■ Figure record extracts ■
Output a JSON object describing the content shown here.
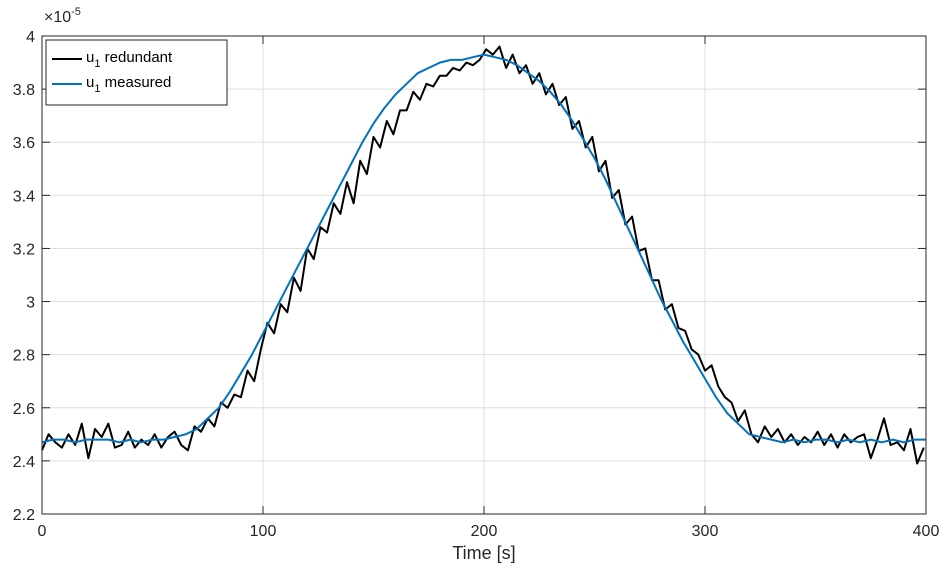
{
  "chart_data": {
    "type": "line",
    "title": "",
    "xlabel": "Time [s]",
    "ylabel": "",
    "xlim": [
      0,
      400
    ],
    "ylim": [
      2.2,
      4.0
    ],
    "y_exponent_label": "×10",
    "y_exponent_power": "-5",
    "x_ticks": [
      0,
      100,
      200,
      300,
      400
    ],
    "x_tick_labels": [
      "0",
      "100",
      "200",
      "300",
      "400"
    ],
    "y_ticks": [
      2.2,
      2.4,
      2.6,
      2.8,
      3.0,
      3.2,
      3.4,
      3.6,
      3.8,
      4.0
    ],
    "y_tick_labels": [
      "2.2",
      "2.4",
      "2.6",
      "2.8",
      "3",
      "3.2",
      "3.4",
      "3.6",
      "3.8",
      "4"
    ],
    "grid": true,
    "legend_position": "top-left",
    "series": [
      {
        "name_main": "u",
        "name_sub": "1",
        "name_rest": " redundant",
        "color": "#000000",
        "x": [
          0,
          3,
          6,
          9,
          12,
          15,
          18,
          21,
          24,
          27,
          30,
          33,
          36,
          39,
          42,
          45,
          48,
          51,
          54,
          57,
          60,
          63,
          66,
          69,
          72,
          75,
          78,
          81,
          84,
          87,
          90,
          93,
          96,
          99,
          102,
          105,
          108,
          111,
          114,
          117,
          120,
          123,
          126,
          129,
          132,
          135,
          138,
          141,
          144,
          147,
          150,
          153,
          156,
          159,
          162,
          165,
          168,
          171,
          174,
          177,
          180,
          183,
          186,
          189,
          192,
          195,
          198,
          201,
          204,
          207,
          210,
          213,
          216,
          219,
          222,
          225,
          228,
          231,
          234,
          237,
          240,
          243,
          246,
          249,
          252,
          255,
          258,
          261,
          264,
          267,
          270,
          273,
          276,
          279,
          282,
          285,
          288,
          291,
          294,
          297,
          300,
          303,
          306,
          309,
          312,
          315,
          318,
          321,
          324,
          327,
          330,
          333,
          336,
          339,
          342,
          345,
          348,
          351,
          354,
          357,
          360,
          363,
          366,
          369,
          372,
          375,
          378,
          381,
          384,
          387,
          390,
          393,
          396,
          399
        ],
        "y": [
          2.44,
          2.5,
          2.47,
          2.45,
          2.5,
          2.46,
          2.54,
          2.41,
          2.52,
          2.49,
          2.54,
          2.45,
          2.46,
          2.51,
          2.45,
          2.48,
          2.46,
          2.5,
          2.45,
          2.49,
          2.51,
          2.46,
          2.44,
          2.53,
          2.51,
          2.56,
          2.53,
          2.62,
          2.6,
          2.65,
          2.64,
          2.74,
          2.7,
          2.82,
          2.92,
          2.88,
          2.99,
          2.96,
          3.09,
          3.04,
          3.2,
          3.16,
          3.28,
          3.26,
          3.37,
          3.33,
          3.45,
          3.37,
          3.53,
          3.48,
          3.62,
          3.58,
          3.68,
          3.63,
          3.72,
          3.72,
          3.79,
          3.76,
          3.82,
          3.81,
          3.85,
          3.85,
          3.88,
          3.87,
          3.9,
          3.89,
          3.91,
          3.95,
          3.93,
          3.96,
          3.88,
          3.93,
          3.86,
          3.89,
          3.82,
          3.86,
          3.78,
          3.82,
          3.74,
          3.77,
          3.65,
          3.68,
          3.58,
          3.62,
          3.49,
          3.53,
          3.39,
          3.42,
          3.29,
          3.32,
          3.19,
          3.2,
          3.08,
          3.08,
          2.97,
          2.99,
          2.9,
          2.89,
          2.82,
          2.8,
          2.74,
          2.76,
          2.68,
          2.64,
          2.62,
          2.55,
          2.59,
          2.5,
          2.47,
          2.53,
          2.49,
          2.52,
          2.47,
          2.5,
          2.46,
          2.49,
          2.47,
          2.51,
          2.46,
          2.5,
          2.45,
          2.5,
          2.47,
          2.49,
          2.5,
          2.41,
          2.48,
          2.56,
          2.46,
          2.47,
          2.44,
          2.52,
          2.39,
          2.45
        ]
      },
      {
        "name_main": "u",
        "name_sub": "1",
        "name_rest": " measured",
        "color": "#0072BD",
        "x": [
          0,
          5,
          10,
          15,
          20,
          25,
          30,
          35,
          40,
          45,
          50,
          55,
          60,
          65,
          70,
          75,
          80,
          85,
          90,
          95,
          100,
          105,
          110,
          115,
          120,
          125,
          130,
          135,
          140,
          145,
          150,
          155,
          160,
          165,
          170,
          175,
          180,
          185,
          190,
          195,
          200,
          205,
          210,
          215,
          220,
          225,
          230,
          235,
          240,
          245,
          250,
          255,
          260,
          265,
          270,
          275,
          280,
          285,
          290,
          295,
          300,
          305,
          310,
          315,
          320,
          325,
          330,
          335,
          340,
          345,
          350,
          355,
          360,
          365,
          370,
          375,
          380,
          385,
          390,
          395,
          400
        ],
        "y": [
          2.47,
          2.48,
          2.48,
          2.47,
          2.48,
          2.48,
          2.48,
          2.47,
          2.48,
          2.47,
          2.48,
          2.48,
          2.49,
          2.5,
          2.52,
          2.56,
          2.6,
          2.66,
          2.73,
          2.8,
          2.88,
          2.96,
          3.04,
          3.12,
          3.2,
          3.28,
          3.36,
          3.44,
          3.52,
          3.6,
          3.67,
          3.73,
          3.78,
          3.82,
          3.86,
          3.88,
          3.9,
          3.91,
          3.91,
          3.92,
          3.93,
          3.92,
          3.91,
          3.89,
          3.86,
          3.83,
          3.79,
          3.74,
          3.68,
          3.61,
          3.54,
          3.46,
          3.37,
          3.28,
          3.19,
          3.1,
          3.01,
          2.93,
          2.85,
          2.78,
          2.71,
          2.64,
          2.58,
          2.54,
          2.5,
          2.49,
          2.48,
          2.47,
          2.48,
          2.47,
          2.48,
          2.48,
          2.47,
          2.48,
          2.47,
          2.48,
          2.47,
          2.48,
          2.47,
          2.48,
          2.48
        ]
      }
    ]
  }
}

■ Exercise goal ■
Transcribe the records word for word and include no pictures.

■ Written answer ■
Output a JSON object describing the content shown here.
{
  "chart_data": {
    "type": "line",
    "title": "",
    "xlabel": "Time [s]",
    "ylabel": "",
    "xlim": [
      0,
      400
    ],
    "ylim": [
      2.2,
      4.0
    ],
    "y_exponent_label": "×10",
    "y_exponent_power": "-5",
    "x_ticks": [
      0,
      100,
      200,
      300,
      400
    ],
    "x_tick_labels": [
      "0",
      "100",
      "200",
      "300",
      "400"
    ],
    "y_ticks": [
      2.2,
      2.4,
      2.6,
      2.8,
      3.0,
      3.2,
      3.4,
      3.6,
      3.8,
      4.0
    ],
    "y_tick_labels": [
      "2.2",
      "2.4",
      "2.6",
      "2.8",
      "3",
      "3.2",
      "3.4",
      "3.6",
      "3.8",
      "4"
    ],
    "grid": true,
    "legend_position": "top-left",
    "series": [
      {
        "name_main": "u",
        "name_sub": "1",
        "name_rest": " redundant",
        "color": "#000000",
        "x": [
          0,
          3,
          6,
          9,
          12,
          15,
          18,
          21,
          24,
          27,
          30,
          33,
          36,
          39,
          42,
          45,
          48,
          51,
          54,
          57,
          60,
          63,
          66,
          69,
          72,
          75,
          78,
          81,
          84,
          87,
          90,
          93,
          96,
          99,
          102,
          105,
          108,
          111,
          114,
          117,
          120,
          123,
          126,
          129,
          132,
          135,
          138,
          141,
          144,
          147,
          150,
          153,
          156,
          159,
          162,
          165,
          168,
          171,
          174,
          177,
          180,
          183,
          186,
          189,
          192,
          195,
          198,
          201,
          204,
          207,
          210,
          213,
          216,
          219,
          222,
          225,
          228,
          231,
          234,
          237,
          240,
          243,
          246,
          249,
          252,
          255,
          258,
          261,
          264,
          267,
          270,
          273,
          276,
          279,
          282,
          285,
          288,
          291,
          294,
          297,
          300,
          303,
          306,
          309,
          312,
          315,
          318,
          321,
          324,
          327,
          330,
          333,
          336,
          339,
          342,
          345,
          348,
          351,
          354,
          357,
          360,
          363,
          366,
          369,
          372,
          375,
          378,
          381,
          384,
          387,
          390,
          393,
          396,
          399
        ],
        "y": [
          2.44,
          2.5,
          2.47,
          2.45,
          2.5,
          2.46,
          2.54,
          2.41,
          2.52,
          2.49,
          2.54,
          2.45,
          2.46,
          2.51,
          2.45,
          2.48,
          2.46,
          2.5,
          2.45,
          2.49,
          2.51,
          2.46,
          2.44,
          2.53,
          2.51,
          2.56,
          2.53,
          2.62,
          2.6,
          2.65,
          2.64,
          2.74,
          2.7,
          2.82,
          2.92,
          2.88,
          2.99,
          2.96,
          3.09,
          3.04,
          3.2,
          3.16,
          3.28,
          3.26,
          3.37,
          3.33,
          3.45,
          3.37,
          3.53,
          3.48,
          3.62,
          3.58,
          3.68,
          3.63,
          3.72,
          3.72,
          3.79,
          3.76,
          3.82,
          3.81,
          3.85,
          3.85,
          3.88,
          3.87,
          3.9,
          3.89,
          3.91,
          3.95,
          3.93,
          3.96,
          3.88,
          3.93,
          3.86,
          3.89,
          3.82,
          3.86,
          3.78,
          3.82,
          3.74,
          3.77,
          3.65,
          3.68,
          3.58,
          3.62,
          3.49,
          3.53,
          3.39,
          3.42,
          3.29,
          3.32,
          3.19,
          3.2,
          3.08,
          3.08,
          2.97,
          2.99,
          2.9,
          2.89,
          2.82,
          2.8,
          2.74,
          2.76,
          2.68,
          2.64,
          2.62,
          2.55,
          2.59,
          2.5,
          2.47,
          2.53,
          2.49,
          2.52,
          2.47,
          2.5,
          2.46,
          2.49,
          2.47,
          2.51,
          2.46,
          2.5,
          2.45,
          2.5,
          2.47,
          2.49,
          2.5,
          2.41,
          2.48,
          2.56,
          2.46,
          2.47,
          2.44,
          2.52,
          2.39,
          2.45
        ]
      },
      {
        "name_main": "u",
        "name_sub": "1",
        "name_rest": " measured",
        "color": "#0072BD",
        "x": [
          0,
          5,
          10,
          15,
          20,
          25,
          30,
          35,
          40,
          45,
          50,
          55,
          60,
          65,
          70,
          75,
          80,
          85,
          90,
          95,
          100,
          105,
          110,
          115,
          120,
          125,
          130,
          135,
          140,
          145,
          150,
          155,
          160,
          165,
          170,
          175,
          180,
          185,
          190,
          195,
          200,
          205,
          210,
          215,
          220,
          225,
          230,
          235,
          240,
          245,
          250,
          255,
          260,
          265,
          270,
          275,
          280,
          285,
          290,
          295,
          300,
          305,
          310,
          315,
          320,
          325,
          330,
          335,
          340,
          345,
          350,
          355,
          360,
          365,
          370,
          375,
          380,
          385,
          390,
          395,
          400
        ],
        "y": [
          2.47,
          2.48,
          2.48,
          2.47,
          2.48,
          2.48,
          2.48,
          2.47,
          2.48,
          2.47,
          2.48,
          2.48,
          2.49,
          2.5,
          2.52,
          2.56,
          2.6,
          2.66,
          2.73,
          2.8,
          2.88,
          2.96,
          3.04,
          3.12,
          3.2,
          3.28,
          3.36,
          3.44,
          3.52,
          3.6,
          3.67,
          3.73,
          3.78,
          3.82,
          3.86,
          3.88,
          3.9,
          3.91,
          3.91,
          3.92,
          3.93,
          3.92,
          3.91,
          3.89,
          3.86,
          3.83,
          3.79,
          3.74,
          3.68,
          3.61,
          3.54,
          3.46,
          3.37,
          3.28,
          3.19,
          3.1,
          3.01,
          2.93,
          2.85,
          2.78,
          2.71,
          2.64,
          2.58,
          2.54,
          2.5,
          2.49,
          2.48,
          2.47,
          2.48,
          2.47,
          2.48,
          2.48,
          2.47,
          2.48,
          2.47,
          2.48,
          2.47,
          2.48,
          2.47,
          2.48,
          2.48
        ]
      }
    ]
  }
}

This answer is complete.